Select every line containing the word "associated" from the material, and copy those lines.

# [Record excerpts]
>> begin

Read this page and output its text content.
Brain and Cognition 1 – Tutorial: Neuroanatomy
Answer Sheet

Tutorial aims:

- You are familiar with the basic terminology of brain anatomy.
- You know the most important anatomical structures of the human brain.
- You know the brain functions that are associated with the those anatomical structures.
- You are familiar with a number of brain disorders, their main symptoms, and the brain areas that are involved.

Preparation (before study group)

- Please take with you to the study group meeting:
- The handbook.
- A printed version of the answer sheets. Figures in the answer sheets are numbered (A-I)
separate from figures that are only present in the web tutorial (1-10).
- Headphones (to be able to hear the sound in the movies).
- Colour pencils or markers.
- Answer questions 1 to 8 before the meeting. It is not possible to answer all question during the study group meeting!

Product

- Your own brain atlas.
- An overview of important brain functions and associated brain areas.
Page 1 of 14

>> end

# [Worked answer]
- You know the brain functions that are associated with the those anatomical structures.
- An overview of important brain functions and associated brain areas.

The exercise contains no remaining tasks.